**Challenge:** Extract each record and reproduce it exactly.

##### Records shown #####

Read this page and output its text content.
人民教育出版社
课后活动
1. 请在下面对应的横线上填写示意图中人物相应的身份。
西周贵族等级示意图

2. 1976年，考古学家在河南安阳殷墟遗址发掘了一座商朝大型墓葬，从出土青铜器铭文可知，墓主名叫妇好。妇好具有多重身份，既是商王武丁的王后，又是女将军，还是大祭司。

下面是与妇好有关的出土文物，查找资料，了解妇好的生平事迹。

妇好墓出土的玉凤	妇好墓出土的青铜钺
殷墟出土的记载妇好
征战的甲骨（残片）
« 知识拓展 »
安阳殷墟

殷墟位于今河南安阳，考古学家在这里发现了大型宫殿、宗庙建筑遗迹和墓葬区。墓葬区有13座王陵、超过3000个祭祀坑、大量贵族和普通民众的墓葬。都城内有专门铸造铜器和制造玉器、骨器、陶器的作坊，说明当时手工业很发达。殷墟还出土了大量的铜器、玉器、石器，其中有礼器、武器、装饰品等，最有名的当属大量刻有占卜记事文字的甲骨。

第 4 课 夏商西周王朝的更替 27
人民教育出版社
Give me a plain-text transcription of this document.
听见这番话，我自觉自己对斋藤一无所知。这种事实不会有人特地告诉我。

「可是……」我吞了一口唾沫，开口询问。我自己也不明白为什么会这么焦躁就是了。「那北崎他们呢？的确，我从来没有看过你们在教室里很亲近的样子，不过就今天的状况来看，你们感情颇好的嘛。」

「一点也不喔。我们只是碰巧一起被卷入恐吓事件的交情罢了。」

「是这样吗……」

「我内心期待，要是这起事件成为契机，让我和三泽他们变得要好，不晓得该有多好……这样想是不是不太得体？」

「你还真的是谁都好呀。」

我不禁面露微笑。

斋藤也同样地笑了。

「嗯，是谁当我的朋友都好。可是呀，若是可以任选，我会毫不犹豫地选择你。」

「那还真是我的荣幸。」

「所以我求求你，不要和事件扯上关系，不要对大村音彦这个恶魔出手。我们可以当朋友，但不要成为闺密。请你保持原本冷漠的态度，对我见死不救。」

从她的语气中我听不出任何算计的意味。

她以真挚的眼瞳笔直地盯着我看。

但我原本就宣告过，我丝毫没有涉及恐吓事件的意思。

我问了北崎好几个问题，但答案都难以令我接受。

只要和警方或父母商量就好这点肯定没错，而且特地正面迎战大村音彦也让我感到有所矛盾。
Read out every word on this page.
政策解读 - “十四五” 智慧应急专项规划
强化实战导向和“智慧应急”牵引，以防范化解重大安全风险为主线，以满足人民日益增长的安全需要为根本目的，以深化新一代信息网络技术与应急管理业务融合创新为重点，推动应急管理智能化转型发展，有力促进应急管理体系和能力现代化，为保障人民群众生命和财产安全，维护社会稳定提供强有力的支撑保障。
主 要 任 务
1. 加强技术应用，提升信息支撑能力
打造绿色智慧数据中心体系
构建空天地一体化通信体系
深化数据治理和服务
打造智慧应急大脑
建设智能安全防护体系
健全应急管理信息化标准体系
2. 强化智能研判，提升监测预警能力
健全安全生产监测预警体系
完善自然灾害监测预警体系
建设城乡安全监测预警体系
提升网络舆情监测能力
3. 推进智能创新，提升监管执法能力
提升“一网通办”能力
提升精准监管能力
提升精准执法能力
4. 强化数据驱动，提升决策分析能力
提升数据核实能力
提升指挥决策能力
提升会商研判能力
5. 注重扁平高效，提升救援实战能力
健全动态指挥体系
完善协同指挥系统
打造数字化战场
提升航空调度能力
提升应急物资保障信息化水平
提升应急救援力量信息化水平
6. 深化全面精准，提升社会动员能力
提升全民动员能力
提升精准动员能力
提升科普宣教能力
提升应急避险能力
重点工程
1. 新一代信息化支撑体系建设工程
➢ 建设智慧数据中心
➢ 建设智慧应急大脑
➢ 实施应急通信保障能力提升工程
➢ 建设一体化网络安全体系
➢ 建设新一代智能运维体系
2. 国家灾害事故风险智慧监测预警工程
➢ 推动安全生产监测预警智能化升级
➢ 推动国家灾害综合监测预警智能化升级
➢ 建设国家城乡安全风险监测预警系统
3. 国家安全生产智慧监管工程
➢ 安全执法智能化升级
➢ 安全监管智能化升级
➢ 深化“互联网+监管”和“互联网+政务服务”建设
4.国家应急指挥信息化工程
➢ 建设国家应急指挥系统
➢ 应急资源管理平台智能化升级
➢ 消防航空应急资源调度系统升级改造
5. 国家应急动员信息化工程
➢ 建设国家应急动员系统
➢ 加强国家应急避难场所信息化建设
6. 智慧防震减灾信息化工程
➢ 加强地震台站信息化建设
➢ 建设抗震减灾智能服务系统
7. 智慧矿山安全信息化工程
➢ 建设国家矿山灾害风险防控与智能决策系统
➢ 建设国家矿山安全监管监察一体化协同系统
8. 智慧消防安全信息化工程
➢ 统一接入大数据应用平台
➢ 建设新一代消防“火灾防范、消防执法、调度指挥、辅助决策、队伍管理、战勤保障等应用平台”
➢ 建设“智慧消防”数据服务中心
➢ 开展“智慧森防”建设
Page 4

#####

**Answer for this exercise:**
Read this page and output its text content.
人民教育出版社
课后活动
1. 请在下面对应的横线上填写示意图中人物相应的身份。
西周贵族等级示意图

2. 1976年，考古学家在河南安阳殷墟遗址发掘了一座商朝大型墓葬，从出土青铜器铭文可知，墓主名叫妇好。妇好具有多重身份，既是商王武丁的王后，又是女将军，还是大祭司。

下面是与妇好有关的出土文物，查找资料，了解妇好的生平事迹。

妇好墓出土的玉凤	妇好墓出土的青铜钺
殷墟出土的记载妇好
征战的甲骨（残片）
« 知识拓展 »
安阳殷墟

殷墟位于今河南安阳，考古学家在这里发现了大型宫殿、宗庙建筑遗迹和墓葬区。墓葬区有13座王陵、超过3000个祭祀坑、大量贵族和普通民众的墓葬。都城内有专门铸造铜器和制造玉器、骨器、陶器的作坊，说明当时手工业很发达。殷墟还出土了大量的铜器、玉器、石器，其中有礼器、武器、装饰品等，最有名的当属大量刻有占卜记事文字的甲骨。

第 4 课 夏商西周王朝的更替 27
人民教育出版社
Give me a plain-text transcription of this document.
听见这番话，我自觉自己对斋藤一无所知。这种事实不会有人特地告诉我。

「可是……」我吞了一口唾沫，开口询问。我自己也不明白为什么会这么焦躁就是了。「那北崎他们呢？的确，我从来没有看过你们在教室里很亲近的样子，不过就今天的状况来看，你们感情颇好的嘛。」

「一点也不喔。我们只是碰巧一起被卷入恐吓事件的交情罢了。」

「是这样吗……」

「我内心期待，要是这起事件成为契机，让我和三泽他们变得要好，不晓得该有多好……这样想是不是不太得体？」

「你还真的是谁都好呀。」

我不禁面露微笑。

斋藤也同样地笑了。

「嗯，是谁当我的朋友都好。可是呀，若是可以任选，我会毫不犹豫地选择你。」

「那还真是我的荣幸。」

「所以我求求你，不要和事件扯上关系，不要对大村音彦这个恶魔出手。我们可以当朋友，但不要成为闺密。请你保持原本冷漠的态度，对我见死不救。」

从她的语气中我听不出任何算计的意味。

她以真挚的眼瞳笔直地盯着我看。

但我原本就宣告过，我丝毫没有涉及恐吓事件的意思。

我问了北崎好几个问题，但答案都难以令我接受。

只要和警方或父母商量就好这点肯定没错，而且特地正面迎战大村音彦也让我感到有所矛盾。
Read out every word on this page.
政策解读 - “十四五” 智慧应急专项规划
强化实战导向和“智慧应急”牵引，以防范化解重大安全风险为主线，以满足人民日益增长的安全需要为根本目的，以深化新一代信息网络技术与应急管理业务融合创新为重点，推动应急管理智能化转型发展，有力促进应急管理体系和能力现代化，为保障人民群众生命和财产安全，维护社会稳定提供强有力的支撑保障。
主 要 任 务
1. 加强技术应用，提升信息支撑能力
打造绿色智慧数据中心体系
构建空天地一体化通信体系
深化数据治理和服务
打造智慧应急大脑
建设智能安全防护体系
健全应急管理信息化标准体系
2. 强化智能研判，提升监测预警能力
健全安全生产监测预警体系
完善自然灾害监测预警体系
建设城乡安全监测预警体系
提升网络舆情监测能力
3. 推进智能创新，提升监管执法能力
提升“一网通办”能力
提升精准监管能力
提升精准执法能力
4. 强化数据驱动，提升决策分析能力
提升数据核实能力
提升指挥决策能力
提升会商研判能力
5. 注重扁平高效，提升救援实战能力
健全动态指挥体系
完善协同指挥系统
打造数字化战场
提升航空调度能力
提升应急物资保障信息化水平
提升应急救援力量信息化水平
6. 深化全面精准，提升社会动员能力
提升全民动员能力
提升精准动员能力
提升科普宣教能力
提升应急避险能力
重点工程
1. 新一代信息化支撑体系建设工程
➢ 建设智慧数据中心
➢ 建设智慧应急大脑
➢ 实施应急通信保障能力提升工程
➢ 建设一体化网络安全体系
➢ 建设新一代智能运维体系
2. 国家灾害事故风险智慧监测预警工程
➢ 推动安全生产监测预警智能化升级
➢ 推动国家灾害综合监测预警智能化升级
➢ 建设国家城乡安全风险监测预警系统
3. 国家安全生产智慧监管工程
➢ 安全执法智能化升级
➢ 安全监管智能化升级
➢ 深化“互联网+监管”和“互联网+政务服务”建设
4.国家应急指挥信息化工程
➢ 建设国家应急指挥系统
➢ 应急资源管理平台智能化升级
➢ 消防航空应急资源调度系统升级改造
5. 国家应急动员信息化工程
➢ 建设国家应急动员系统
➢ 加强国家应急避难场所信息化建设
6. 智慧防震减灾信息化工程
➢ 加强地震台站信息化建设
➢ 建设抗震减灾智能服务系统
7. 智慧矿山安全信息化工程
➢ 建设国家矿山灾害风险防控与智能决策系统
➢ 建设国家矿山安全监管监察一体化协同系统
8. 智慧消防安全信息化工程
➢ 统一接入大数据应用平台
➢ 建设新一代消防“火灾防范、消防执法、调度指挥、辅助决策、队伍管理、战勤保障等应用平台”
➢ 建设“智慧消防”数据服务中心
➢ 开展“智慧森防”建设
Page 4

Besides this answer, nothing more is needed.